++++ DATA EXCERPTS ++++
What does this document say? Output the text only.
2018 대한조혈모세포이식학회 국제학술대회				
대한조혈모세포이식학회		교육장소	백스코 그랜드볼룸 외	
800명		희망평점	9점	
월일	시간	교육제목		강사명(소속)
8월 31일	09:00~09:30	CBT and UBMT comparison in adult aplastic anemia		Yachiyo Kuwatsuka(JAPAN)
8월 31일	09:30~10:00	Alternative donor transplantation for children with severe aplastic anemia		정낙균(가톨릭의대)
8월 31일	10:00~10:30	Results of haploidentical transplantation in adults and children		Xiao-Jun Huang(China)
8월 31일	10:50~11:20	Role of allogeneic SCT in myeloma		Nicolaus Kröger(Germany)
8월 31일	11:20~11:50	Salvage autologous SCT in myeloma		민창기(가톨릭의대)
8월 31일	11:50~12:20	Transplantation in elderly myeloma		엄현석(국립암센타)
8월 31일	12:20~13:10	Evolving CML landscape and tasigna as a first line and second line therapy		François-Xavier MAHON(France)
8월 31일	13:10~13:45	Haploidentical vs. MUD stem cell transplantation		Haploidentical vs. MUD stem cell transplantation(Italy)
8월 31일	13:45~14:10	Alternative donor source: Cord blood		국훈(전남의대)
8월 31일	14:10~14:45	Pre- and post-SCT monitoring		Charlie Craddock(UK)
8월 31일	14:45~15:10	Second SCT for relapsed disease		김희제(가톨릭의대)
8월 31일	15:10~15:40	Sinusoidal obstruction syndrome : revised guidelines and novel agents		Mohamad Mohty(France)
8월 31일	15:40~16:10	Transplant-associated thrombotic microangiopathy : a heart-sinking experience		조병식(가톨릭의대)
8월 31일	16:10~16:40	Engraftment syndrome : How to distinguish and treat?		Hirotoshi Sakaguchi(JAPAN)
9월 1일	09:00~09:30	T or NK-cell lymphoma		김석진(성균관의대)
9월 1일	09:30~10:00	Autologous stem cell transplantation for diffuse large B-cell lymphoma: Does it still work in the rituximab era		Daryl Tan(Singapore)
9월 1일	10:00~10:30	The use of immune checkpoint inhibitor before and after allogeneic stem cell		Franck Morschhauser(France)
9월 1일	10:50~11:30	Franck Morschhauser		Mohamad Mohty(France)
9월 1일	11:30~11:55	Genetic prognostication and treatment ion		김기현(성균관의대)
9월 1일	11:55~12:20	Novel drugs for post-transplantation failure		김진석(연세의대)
++++
*WHAT TO WORK ON*
Extract each line from the listing above, please, and repeat it exactly.

*SOLVED PROBLEM*
What does this document say? Output the text only.
2018 대한조혈모세포이식학회 국제학술대회				
대한조혈모세포이식학회		교육장소	백스코 그랜드볼룸 외	
800명		희망평점	9점	
월일	시간	교육제목		강사명(소속)
8월 31일	09:00~09:30	CBT and UBMT comparison in adult aplastic anemia		Yachiyo Kuwatsuka(JAPAN)
8월 31일	09:30~10:00	Alternative donor transplantation for children with severe aplastic anemia		정낙균(가톨릭의대)
8월 31일	10:00~10:30	Results of haploidentical transplantation in adults and children		Xiao-Jun Huang(China)
8월 31일	10:50~11:20	Role of allogeneic SCT in myeloma		Nicolaus Kröger(Germany)
8월 31일	11:20~11:50	Salvage autologous SCT in myeloma		민창기(가톨릭의대)
8월 31일	11:50~12:20	Transplantation in elderly myeloma		엄현석(국립암센타)
8월 31일	12:20~13:10	Evolving CML landscape and tasigna as a first line and second line therapy		François-Xavier MAHON(France)
8월 31일	13:10~13:45	Haploidentical vs. MUD stem cell transplantation		Haploidentical vs. MUD stem cell transplantation(Italy)
8월 31일	13:45~14:10	Alternative donor source: Cord blood		국훈(전남의대)
8월 31일	14:10~14:45	Pre- and post-SCT monitoring		Charlie Craddock(UK)
8월 31일	14:45~15:10	Second SCT for relapsed disease		김희제(가톨릭의대)
8월 31일	15:10~15:40	Sinusoidal obstruction syndrome : revised guidelines and novel agents		Mohamad Mohty(France)
8월 31일	15:40~16:10	Transplant-associated thrombotic microangiopathy : a heart-sinking experience		조병식(가톨릭의대)
8월 31일	16:10~16:40	Engraftment syndrome : How to distinguish and treat?		Hirotoshi Sakaguchi(JAPAN)
9월 1일	09:00~09:30	T or NK-cell lymphoma		김석진(성균관의대)
9월 1일	09:30~10:00	Autologous stem cell transplantation for diffuse large B-cell lymphoma: Does it still work in the rituximab era		Daryl Tan(Singapore)
9월 1일	10:00~10:30	The use of immune checkpoint inhibitor before and after allogeneic stem cell		Franck Morschhauser(France)
9월 1일	10:50~11:30	Franck Morschhauser		Mohamad Mohty(France)
9월 1일	11:30~11:55	Genetic prognostication and treatment ion		김기현(성균관의대)
9월 1일	11:55~12:20	Novel drugs for post-transplantation failure		김진석(연세의대)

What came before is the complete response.